## What is asked:
Go through the records underneath and write each one out again exactly.

[Chart and figure data]

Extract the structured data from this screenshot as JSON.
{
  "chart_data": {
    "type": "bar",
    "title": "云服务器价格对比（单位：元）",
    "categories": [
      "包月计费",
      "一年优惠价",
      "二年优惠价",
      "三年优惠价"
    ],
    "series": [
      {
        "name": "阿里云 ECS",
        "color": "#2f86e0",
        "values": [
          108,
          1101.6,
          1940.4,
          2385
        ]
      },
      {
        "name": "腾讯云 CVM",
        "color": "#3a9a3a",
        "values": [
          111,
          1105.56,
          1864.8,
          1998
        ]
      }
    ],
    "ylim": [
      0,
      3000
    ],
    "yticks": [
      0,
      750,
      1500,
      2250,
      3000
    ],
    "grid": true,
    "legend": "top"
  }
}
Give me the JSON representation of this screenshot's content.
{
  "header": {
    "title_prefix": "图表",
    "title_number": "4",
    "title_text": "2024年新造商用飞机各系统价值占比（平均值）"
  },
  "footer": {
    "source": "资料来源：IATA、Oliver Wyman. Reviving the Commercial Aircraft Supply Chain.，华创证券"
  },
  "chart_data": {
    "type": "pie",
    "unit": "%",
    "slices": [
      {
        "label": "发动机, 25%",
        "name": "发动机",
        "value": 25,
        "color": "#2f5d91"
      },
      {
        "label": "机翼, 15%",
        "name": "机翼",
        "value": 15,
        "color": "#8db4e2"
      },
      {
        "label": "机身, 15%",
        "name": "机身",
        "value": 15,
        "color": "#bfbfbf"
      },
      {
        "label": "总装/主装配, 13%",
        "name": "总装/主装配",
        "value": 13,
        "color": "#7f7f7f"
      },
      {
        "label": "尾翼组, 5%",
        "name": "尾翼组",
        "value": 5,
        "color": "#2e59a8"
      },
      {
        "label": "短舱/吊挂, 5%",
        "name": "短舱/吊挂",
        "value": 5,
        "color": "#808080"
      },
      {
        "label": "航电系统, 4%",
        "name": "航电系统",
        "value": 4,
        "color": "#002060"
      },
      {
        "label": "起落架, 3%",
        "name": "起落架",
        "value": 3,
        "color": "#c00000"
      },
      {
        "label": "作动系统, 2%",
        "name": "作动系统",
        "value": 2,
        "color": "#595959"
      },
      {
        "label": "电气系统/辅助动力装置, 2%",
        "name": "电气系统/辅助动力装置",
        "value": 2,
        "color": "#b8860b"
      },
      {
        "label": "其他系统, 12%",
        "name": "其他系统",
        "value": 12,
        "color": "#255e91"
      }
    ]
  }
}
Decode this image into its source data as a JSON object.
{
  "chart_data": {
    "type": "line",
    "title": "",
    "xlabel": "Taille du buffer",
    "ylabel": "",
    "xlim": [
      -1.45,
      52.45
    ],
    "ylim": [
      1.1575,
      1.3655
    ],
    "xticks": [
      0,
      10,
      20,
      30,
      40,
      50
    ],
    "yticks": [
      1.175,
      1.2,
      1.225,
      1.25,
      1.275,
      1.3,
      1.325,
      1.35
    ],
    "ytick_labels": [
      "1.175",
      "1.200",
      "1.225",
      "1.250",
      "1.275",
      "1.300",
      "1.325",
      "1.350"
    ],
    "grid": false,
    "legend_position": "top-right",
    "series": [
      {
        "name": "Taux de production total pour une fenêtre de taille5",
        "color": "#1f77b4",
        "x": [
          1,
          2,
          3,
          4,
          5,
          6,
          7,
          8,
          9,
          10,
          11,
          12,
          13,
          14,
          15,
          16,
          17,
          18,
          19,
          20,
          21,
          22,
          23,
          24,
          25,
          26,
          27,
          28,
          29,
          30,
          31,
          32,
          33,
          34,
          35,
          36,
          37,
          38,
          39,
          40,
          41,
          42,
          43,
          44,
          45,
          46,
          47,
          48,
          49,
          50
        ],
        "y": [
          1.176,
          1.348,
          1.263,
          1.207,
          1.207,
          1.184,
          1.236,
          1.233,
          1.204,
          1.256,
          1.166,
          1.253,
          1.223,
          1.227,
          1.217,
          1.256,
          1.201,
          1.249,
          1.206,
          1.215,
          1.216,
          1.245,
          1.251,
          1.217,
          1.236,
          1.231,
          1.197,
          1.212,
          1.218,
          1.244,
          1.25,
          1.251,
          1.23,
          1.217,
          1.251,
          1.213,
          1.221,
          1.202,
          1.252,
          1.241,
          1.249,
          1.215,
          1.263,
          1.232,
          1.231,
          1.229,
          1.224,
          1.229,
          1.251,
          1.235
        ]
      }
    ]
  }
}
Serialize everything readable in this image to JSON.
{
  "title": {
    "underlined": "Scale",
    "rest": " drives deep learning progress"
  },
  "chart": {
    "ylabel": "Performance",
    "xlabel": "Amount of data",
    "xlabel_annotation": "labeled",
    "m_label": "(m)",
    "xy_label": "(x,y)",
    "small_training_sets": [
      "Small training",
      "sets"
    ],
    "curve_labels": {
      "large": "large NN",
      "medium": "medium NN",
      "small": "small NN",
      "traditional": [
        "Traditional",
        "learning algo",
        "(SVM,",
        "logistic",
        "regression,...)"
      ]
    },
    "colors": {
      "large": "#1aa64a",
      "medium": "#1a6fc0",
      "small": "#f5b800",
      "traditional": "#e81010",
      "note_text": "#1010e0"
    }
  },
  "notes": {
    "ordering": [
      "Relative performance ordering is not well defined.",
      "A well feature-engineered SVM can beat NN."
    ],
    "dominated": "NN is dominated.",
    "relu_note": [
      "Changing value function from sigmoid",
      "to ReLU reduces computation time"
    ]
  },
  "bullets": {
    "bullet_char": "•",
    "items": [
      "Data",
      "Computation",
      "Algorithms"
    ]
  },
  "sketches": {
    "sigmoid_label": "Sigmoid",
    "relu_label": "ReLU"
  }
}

## Exercise output:
Extract the structured data from this screenshot as JSON.
{
  "chart_data": {
    "type": "bar",
    "title": "云服务器价格对比（单位：元）",
    "categories": [
      "包月计费",
      "一年优惠价",
      "二年优惠价",
      "三年优惠价"
    ],
    "series": [
      {
        "name": "阿里云 ECS",
        "color": "#2f86e0",
        "values": [
          108,
          1101.6,
          1940.4,
          2385
        ]
      },
      {
        "name": "腾讯云 CVM",
        "color": "#3a9a3a",
        "values": [
          111,
          1105.56,
          1864.8,
          1998
        ]
      }
    ],
    "ylim": [
      0,
      3000
    ],
    "yticks": [
      0,
      750,
      1500,
      2250,
      3000
    ],
    "grid": true,
    "legend": "top"
  }
}
Give me the JSON representation of this screenshot's content.
{
  "header": {
    "title_prefix": "图表",
    "title_number": "4",
    "title_text": "2024年新造商用飞机各系统价值占比（平均值）"
  },
  "footer": {
    "source": "资料来源：IATA、Oliver Wyman. Reviving the Commercial Aircraft Supply Chain.，华创证券"
  },
  "chart_data": {
    "type": "pie",
    "unit": "%",
    "slices": [
      {
        "label": "发动机, 25%",
        "name": "发动机",
        "value": 25,
        "color": "#2f5d91"
      },
      {
        "label": "机翼, 15%",
        "name": "机翼",
        "value": 15,
        "color": "#8db4e2"
      },
      {
        "label": "机身, 15%",
        "name": "机身",
        "value": 15,
        "color": "#bfbfbf"
      },
      {
        "label": "总装/主装配, 13%",
        "name": "总装/主装配",
        "value": 13,
        "color": "#7f7f7f"
      },
      {
        "label": "尾翼组, 5%",
        "name": "尾翼组",
        "value": 5,
        "color": "#2e59a8"
      },
      {
        "label": "短舱/吊挂, 5%",
        "name": "短舱/吊挂",
        "value": 5,
        "color": "#808080"
      },
      {
        "label": "航电系统, 4%",
        "name": "航电系统",
        "value": 4,
        "color": "#002060"
      },
      {
        "label": "起落架, 3%",
        "name": "起落架",
        "value": 3,
        "color": "#c00000"
      },
      {
        "label": "作动系统, 2%",
        "name": "作动系统",
        "value": 2,
        "color": "#595959"
      },
      {
        "label": "电气系统/辅助动力装置, 2%",
        "name": "电气系统/辅助动力装置",
        "value": 2,
        "color": "#b8860b"
      },
      {
        "label": "其他系统, 12%",
        "name": "其他系统",
        "value": 12,
        "color": "#255e91"
      }
    ]
  }
}
Decode this image into its source data as a JSON object.
{
  "chart_data": {
    "type": "line",
    "title": "",
    "xlabel": "Taille du buffer",
    "ylabel": "",
    "xlim": [
      -1.45,
      52.45
    ],
    "ylim": [
      1.1575,
      1.3655
    ],
    "xticks": [
      0,
      10,
      20,
      30,
      40,
      50
    ],
    "yticks": [
      1.175,
      1.2,
      1.225,
      1.25,
      1.275,
      1.3,
      1.325,
      1.35
    ],
    "ytick_labels": [
      "1.175",
      "1.200",
      "1.225",
      "1.250",
      "1.275",
      "1.300",
      "1.325",
      "1.350"
    ],
    "grid": false,
    "legend_position": "top-right",
    "series": [
      {
        "name": "Taux de production total pour une fenêtre de taille5",
        "color": "#1f77b4",
        "x": [
          1,
          2,
          3,
          4,
          5,
          6,
          7,
          8,
          9,
          10,
          11,
          12,
          13,
          14,
          15,
          16,
          17,
          18,
          19,
          20,
          21,
          22,
          23,
          24,
          25,
          26,
          27,
          28,
          29,
          30,
          31,
          32,
          33,
          34,
          35,
          36,
          37,
          38,
          39,
          40,
          41,
          42,
          43,
          44,
          45,
          46,
          47,
          48,
          49,
          50
        ],
        "y": [
          1.176,
          1.348,
          1.263,
          1.207,
          1.207,
          1.184,
          1.236,
          1.233,
          1.204,
          1.256,
          1.166,
          1.253,
          1.223,
          1.227,
          1.217,
          1.256,
          1.201,
          1.249,
          1.206,
          1.215,
          1.216,
          1.245,
          1.251,
          1.217,
          1.236,
          1.231,
          1.197,
          1.212,
          1.218,
          1.244,
          1.25,
          1.251,
          1.23,
          1.217,
          1.251,
          1.213,
          1.221,
          1.202,
          1.252,
          1.241,
          1.249,
          1.215,
          1.263,
          1.232,
          1.231,
          1.229,
          1.224,
          1.229,
          1.251,
          1.235
        ]
      }
    ]
  }
}
Serialize everything readable in this image to JSON.
{
  "title": {
    "underlined": "Scale",
    "rest": " drives deep learning progress"
  },
  "chart": {
    "ylabel": "Performance",
    "xlabel": "Amount of data",
    "xlabel_annotation": "labeled",
    "m_label": "(m)",
    "xy_label": "(x,y)",
    "small_training_sets": [
      "Small training",
      "sets"
    ],
    "curve_labels": {
      "large": "large NN",
      "medium": "medium NN",
      "small": "small NN",
      "traditional": [
        "Traditional",
        "learning algo",
        "(SVM,",
        "logistic",
        "regression,...)"
      ]
    },
    "colors": {
      "large": "#1aa64a",
      "medium": "#1a6fc0",
      "small": "#f5b800",
      "traditional": "#e81010",
      "note_text": "#1010e0"
    }
  },
  "notes": {
    "ordering": [
      "Relative performance ordering is not well defined.",
      "A well feature-engineered SVM can beat NN."
    ],
    "dominated": "NN is dominated.",
    "relu_note": [
      "Changing value function from sigmoid",
      "to ReLU reduces computation time"
    ]
  },
  "bullets": {
    "bullet_char": "•",
    "items": [
      "Data",
      "Computation",
      "Algorithms"
    ]
  },
  "sketches": {
    "sigmoid_label": "Sigmoid",
    "relu_label": "ReLU"
  }
}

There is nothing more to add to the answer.